* RECORD EXCERPTS *
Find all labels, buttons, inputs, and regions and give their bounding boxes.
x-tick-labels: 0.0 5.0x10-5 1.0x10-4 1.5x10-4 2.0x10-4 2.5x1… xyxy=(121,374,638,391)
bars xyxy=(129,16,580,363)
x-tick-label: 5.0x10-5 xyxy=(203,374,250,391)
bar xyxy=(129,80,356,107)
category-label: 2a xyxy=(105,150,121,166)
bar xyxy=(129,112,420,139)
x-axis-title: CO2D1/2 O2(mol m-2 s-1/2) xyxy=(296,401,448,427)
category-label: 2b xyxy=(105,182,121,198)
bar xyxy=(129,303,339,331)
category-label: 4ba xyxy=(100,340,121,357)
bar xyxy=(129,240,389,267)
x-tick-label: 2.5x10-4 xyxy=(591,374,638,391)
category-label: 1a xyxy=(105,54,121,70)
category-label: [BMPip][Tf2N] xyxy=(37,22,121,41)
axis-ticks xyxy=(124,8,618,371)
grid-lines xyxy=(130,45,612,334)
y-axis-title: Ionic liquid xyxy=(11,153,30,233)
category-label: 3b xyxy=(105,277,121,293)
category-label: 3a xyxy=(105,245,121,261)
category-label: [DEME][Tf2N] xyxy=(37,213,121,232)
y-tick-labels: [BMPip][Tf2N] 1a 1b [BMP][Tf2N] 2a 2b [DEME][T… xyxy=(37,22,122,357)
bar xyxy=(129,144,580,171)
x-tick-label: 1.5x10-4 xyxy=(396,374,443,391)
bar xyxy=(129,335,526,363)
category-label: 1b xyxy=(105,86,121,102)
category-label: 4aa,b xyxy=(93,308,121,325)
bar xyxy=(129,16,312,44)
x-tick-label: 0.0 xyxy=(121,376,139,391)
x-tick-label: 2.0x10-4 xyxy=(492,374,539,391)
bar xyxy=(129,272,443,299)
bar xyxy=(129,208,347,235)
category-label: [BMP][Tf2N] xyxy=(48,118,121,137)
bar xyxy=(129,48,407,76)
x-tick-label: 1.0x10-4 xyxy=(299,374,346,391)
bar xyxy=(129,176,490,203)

* PROBLEM DESCRIPTION *
Reproduce every line of the records, substituting "category-name" for each occurrence of "category-label" and keeping everything else unchanged.

* RESULT *
Find all labels, buttons, inputs, and regions and give their bounding boxes.
x-tick-labels: 0.0 5.0x10-5 1.0x10-4 1.5x10-4 2.0x10-4 2.5x1… xyxy=(121,374,638,391)
bars xyxy=(129,16,580,363)
x-tick-label: 5.0x10-5 xyxy=(203,374,250,391)
bar xyxy=(129,80,356,107)
category-name: 2a xyxy=(105,150,121,166)
bar xyxy=(129,112,420,139)
x-axis-title: CO2D1/2 O2(mol m-2 s-1/2) xyxy=(296,401,448,427)
category-name: 2b xyxy=(105,182,121,198)
bar xyxy=(129,303,339,331)
category-name: 4ba xyxy=(100,340,121,357)
bar xyxy=(129,240,389,267)
x-tick-label: 2.5x10-4 xyxy=(591,374,638,391)
category-name: 1a xyxy=(105,54,121,70)
category-name: [BMPip][Tf2N] xyxy=(37,22,121,41)
axis-ticks xyxy=(124,8,618,371)
grid-lines xyxy=(130,45,612,334)
y-axis-title: Ionic liquid xyxy=(11,153,30,233)
category-name: 3b xyxy=(105,277,121,293)
category-name: 3a xyxy=(105,245,121,261)
category-name: [DEME][Tf2N] xyxy=(37,213,121,232)
y-tick-labels: [BMPip][Tf2N] 1a 1b [BMP][Tf2N] 2a 2b [DEME][T… xyxy=(37,22,122,357)
bar xyxy=(129,144,580,171)
x-tick-label: 1.5x10-4 xyxy=(396,374,443,391)
bar xyxy=(129,335,526,363)
category-name: 1b xyxy=(105,86,121,102)
category-name: 4aa,b xyxy=(93,308,121,325)
bar xyxy=(129,16,312,44)
x-tick-label: 0.0 xyxy=(121,376,139,391)
x-tick-label: 2.0x10-4 xyxy=(492,374,539,391)
bar xyxy=(129,272,443,299)
bar xyxy=(129,208,347,235)
category-name: [BMP][Tf2N] xyxy=(48,118,121,137)
bar xyxy=(129,48,407,76)
x-tick-label: 1.0x10-4 xyxy=(299,374,346,391)
bar xyxy=(129,176,490,203)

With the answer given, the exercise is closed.